■ Short problem
Write the number of lines holding the word "this", and nothing else.

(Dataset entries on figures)

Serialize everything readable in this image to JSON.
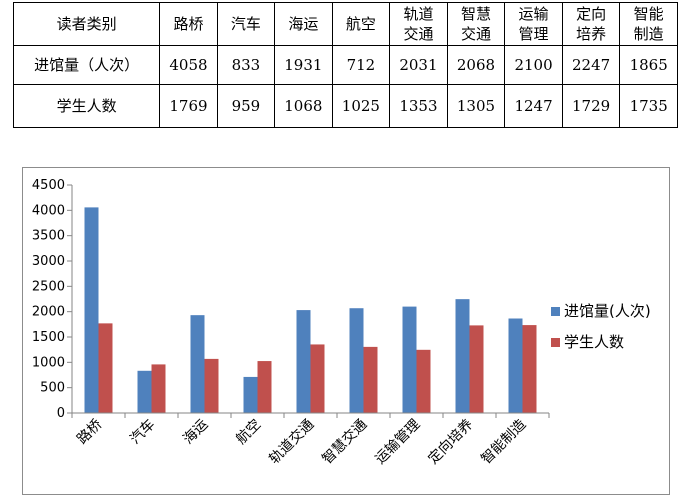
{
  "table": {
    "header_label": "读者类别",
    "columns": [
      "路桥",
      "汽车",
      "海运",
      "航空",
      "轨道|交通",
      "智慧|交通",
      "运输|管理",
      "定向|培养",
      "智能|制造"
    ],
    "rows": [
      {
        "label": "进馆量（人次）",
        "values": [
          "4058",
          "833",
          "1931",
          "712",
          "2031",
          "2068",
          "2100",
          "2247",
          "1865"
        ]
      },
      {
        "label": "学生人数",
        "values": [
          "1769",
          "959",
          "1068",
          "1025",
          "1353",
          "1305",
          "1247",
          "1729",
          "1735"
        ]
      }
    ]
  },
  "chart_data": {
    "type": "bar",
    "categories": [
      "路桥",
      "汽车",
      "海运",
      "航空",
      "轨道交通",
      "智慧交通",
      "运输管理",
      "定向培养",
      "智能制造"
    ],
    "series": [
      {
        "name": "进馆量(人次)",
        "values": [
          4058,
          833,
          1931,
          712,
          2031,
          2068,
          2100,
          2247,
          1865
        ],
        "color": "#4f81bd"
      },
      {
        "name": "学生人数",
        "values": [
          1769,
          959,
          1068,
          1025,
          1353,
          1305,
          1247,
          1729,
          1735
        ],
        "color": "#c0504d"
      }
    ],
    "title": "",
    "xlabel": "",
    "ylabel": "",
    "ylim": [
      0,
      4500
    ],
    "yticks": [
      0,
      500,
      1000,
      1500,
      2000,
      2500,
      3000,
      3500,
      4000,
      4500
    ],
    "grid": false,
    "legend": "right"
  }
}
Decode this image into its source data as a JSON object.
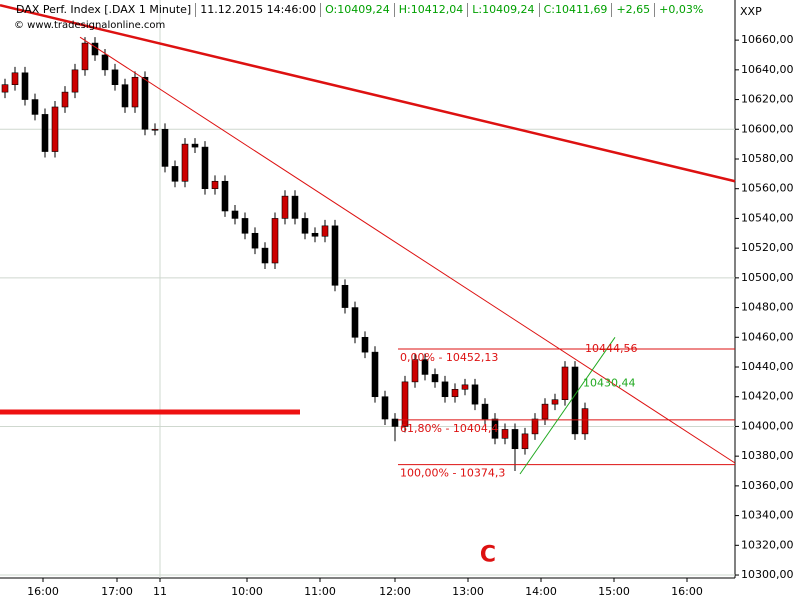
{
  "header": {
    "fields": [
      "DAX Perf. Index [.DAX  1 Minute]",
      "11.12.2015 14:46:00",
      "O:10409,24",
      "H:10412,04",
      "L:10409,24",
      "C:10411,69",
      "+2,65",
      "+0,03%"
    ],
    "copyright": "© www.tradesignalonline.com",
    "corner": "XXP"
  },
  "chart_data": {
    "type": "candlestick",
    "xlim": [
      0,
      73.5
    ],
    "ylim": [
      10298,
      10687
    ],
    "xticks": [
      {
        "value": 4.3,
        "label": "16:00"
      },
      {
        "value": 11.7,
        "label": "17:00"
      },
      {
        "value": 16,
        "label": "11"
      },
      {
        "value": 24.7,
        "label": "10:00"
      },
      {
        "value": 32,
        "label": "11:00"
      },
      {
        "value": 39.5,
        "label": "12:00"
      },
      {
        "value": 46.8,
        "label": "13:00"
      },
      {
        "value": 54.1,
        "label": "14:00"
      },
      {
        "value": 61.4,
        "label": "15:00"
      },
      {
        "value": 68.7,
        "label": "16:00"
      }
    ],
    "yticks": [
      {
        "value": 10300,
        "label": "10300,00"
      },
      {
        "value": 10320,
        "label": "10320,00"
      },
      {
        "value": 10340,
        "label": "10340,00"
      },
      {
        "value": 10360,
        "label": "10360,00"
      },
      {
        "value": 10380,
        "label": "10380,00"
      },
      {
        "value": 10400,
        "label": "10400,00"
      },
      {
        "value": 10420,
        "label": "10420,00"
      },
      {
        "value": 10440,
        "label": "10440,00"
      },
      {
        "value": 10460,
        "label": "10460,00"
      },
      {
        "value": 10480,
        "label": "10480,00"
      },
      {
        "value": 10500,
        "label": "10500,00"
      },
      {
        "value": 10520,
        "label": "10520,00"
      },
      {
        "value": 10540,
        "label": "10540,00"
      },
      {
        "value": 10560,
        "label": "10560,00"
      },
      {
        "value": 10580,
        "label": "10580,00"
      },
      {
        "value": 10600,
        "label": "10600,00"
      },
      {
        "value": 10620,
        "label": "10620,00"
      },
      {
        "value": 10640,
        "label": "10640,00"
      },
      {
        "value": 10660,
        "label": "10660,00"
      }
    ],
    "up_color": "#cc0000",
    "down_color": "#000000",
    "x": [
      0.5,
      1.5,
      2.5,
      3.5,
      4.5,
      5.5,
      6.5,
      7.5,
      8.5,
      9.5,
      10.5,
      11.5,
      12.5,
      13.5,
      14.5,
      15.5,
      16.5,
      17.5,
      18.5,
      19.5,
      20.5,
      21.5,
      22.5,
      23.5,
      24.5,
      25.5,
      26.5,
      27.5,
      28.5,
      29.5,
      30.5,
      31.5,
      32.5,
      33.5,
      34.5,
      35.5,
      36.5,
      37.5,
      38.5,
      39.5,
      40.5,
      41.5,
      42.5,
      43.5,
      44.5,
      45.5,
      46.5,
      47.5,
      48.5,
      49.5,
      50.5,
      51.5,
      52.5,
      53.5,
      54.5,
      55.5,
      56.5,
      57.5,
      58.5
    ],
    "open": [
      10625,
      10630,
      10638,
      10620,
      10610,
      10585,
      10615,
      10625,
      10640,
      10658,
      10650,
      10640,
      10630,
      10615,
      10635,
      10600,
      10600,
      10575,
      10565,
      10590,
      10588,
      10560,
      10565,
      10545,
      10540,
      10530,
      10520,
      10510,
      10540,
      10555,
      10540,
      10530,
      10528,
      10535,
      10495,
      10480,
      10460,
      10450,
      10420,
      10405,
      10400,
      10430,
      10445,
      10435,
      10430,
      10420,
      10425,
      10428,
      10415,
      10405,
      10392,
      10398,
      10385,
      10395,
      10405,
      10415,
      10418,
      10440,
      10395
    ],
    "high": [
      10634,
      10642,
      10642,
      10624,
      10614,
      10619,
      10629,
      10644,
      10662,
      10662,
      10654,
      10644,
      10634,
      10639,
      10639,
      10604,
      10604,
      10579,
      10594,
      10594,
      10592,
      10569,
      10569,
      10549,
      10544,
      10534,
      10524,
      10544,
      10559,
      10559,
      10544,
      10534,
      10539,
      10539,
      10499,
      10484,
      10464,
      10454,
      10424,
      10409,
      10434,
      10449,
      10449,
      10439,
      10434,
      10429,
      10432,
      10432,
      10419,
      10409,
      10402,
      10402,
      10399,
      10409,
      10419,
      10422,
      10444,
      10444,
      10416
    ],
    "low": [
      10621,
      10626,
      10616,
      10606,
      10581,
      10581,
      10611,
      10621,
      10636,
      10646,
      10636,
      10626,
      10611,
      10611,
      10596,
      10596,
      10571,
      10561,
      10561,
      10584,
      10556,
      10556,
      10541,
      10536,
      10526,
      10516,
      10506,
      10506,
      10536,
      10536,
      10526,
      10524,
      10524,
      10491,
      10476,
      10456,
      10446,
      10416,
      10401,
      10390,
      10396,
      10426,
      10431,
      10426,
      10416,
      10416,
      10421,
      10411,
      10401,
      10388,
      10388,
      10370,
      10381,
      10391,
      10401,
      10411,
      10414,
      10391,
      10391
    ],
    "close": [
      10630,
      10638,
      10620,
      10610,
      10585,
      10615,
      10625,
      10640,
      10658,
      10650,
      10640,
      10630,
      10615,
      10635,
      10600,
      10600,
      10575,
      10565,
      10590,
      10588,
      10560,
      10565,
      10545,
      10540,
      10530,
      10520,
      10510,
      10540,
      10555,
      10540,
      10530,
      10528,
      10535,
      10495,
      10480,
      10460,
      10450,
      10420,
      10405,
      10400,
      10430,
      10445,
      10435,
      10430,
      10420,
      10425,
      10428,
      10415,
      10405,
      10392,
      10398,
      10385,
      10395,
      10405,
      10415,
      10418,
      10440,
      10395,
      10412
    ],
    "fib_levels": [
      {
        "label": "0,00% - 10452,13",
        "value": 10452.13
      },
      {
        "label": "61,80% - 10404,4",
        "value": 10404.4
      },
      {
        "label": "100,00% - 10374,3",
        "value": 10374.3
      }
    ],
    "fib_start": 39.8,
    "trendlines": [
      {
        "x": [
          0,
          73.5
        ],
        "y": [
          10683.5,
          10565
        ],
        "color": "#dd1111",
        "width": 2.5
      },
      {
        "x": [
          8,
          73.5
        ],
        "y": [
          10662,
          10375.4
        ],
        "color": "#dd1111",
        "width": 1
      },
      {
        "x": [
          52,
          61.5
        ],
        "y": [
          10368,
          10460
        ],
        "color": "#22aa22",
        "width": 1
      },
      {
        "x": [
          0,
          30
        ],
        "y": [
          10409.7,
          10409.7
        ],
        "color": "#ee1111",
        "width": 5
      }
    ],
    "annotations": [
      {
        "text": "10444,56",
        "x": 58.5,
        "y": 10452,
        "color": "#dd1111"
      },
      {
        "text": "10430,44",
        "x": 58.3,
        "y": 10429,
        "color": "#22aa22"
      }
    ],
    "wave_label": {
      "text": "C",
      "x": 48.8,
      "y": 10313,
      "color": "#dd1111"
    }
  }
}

■ Response to the exercise
2